Arbeitsaufträge =
**A.** Nenne alle Siegbedingungen, die man laut dem Lesetext wählen kann.
**B.** Gib aus dem Lesetext alles von „Auch hier haben“ bis einschließlich „es wichtige Extraboni.“ wortgetreu wieder.

Lesetext =

Auch hier haben die Entwickler mit gedacht und die Möglichkeit der Spielbeschleunigung in 20 Stufen (-10 bis +10) eingebaut. Zum Überbrücken längerer Bauzeiten durchaus geeignet. Zum spielen ist allerdings nur eine geringe Anhebung zu empfehlen, da das gesamte Geschehen schneller abläuft.
Wichtig ist die Einnahme bzw. das Besetzen besonderer Ressourcenpunkte. Setzt man an diesen Punkten ressourenfördernde Gebäude, gibt es extra fetten Nachschub. Auch das optimale Aneinanderreihen bestimmter Gebäude bringt Vorteile. Baut man etwa an eine Waffenfabrik direkt Kraftwerke und Massefabriken, sowie Behälter zum Speichern der Ressourcen, gibt es wichtige Extraboni.
Wer ist der größte Commander im ganzen Land?Das Hauptaugenmerk der Entwickler liegt ganz klar im Multiplayer-Modus. Aufgrund der nahezu gleichen Starteinheiten und der Ausgeglichenheit zwischen den Parteien zu Beginn, ist ein schneller Rush auf den riesigen Karten eigentlich fast unmöglich. Für die LAN- und Online-Gefechte (letztere über das GPG.net, auch mit Ranglistenspielen) sind eigenständige Taktiken gefragt. Dabei ist es ständig von Interesse was der oder die maximal sieben Gegner in ihrer Basis tun. Eine gute Aufklärung ist neben der richtigen Taktik ein Schlüssel zum Erfolg.
Damit die lange Dauer der Matches nicht zur Spaßbremse wird gibt es einige Komfortfunktionen. So kann man die Häufigkeit von Pausen, genau wie die einstellbare Spielgeschwindigkeit vor dem Match aushandeln. Teams lassen sich bilden, Einheitenlimit einstellen, Replays speichern und eine der zahlreichen Maps aufrufen. Gleiches gilt für den Gefechtsmodus bei dem man es gegen verschiedene KI-Gegner aufnehmen kann. So gibt es zusätzlich zu den drei unterschiedlich starken KI-Gegnern noch CPU-Feinde, die etwa auf hohen Techniklevel setzen, in Horden angreifen oder ausgeglichen aber sehr hart agieren. Eine detaillierte Auswertung nach den Spielen wird Statistikfreaks angezeigt. Als Siegbedingungen kann man wählen ob man den generischen ACU platt machen, alle Gebäude und Baufahrzeuge zerstören oder alle Einheiten vernichten muss. Zum üben gibt es noch einen Sandkasten-Modus.

Aus einer Sammlung entnommene Daten:
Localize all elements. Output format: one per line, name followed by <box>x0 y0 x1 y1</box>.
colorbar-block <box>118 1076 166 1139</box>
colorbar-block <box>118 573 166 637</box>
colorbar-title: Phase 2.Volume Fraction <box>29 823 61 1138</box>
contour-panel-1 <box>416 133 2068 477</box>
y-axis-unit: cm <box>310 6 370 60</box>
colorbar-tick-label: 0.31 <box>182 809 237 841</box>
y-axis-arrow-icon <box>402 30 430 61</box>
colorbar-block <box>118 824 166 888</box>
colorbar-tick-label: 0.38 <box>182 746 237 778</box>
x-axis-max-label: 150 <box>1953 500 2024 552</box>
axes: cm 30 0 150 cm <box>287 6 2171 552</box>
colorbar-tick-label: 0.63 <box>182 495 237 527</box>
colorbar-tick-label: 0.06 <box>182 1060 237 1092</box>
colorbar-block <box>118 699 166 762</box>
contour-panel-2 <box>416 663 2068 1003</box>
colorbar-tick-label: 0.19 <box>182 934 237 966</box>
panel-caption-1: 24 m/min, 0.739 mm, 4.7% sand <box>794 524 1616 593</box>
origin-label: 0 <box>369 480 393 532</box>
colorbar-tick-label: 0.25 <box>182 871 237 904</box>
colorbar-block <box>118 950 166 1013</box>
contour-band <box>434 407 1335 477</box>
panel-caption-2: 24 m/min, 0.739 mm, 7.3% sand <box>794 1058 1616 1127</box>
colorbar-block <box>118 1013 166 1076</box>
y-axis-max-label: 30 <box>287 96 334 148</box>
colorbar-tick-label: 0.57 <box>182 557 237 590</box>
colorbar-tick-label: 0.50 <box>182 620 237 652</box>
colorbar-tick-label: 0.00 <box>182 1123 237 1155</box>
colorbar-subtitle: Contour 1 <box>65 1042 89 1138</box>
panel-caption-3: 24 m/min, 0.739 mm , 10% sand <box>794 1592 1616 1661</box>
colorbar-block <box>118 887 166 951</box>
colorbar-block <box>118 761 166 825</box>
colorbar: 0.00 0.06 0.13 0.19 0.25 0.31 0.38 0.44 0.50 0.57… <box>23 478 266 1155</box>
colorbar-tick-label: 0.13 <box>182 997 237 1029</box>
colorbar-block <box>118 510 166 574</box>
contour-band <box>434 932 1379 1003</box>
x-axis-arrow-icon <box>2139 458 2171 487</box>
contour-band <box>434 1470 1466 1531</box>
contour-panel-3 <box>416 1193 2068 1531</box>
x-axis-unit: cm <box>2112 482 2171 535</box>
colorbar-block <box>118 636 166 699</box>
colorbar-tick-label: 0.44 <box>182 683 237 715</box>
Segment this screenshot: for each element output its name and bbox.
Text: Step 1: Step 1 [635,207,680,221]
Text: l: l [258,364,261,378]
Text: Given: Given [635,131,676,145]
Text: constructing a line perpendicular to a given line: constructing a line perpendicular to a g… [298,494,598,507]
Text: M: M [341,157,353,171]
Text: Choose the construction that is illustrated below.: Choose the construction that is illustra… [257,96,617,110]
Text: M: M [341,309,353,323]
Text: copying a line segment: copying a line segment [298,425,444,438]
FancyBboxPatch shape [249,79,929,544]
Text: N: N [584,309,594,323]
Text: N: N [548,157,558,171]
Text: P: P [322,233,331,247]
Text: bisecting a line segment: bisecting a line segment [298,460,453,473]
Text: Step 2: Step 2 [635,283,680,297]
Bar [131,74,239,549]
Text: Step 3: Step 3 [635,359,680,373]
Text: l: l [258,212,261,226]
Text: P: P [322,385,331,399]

Lösungen =
**A.**
- den generischen ACU platt machen
- alle Gebäude und Baufahrzeuge zerstören
- alle Einheiten vernichten

**B.**
Auch hier haben die Entwickler mit gedacht und die Möglichkeit der Spielbeschleunigung in 20 Stufen (-10 bis +10) eingebaut. Zum Überbrücken längerer Bauzeiten durchaus geeignet. Zum spielen ist allerdings nur eine geringe Anhebung zu empfehlen, da das gesamte Geschehen schneller abläuft.
Wichtig ist die Einnahme bzw. das Besetzen besonderer Ressourcenpunkte. Setzt man an diesen Punkten ressourenfördernde Gebäude, gibt es extra fetten Nachschub. Auch das optimale Aneinanderreihen bestimmter Gebäude bringt Vorteile. Baut man etwa an eine Waffenfabrik direkt Kraftwerke und Massefabriken, sowie Behälter zum Speichern der Ressourcen, gibt es wichtige Extraboni.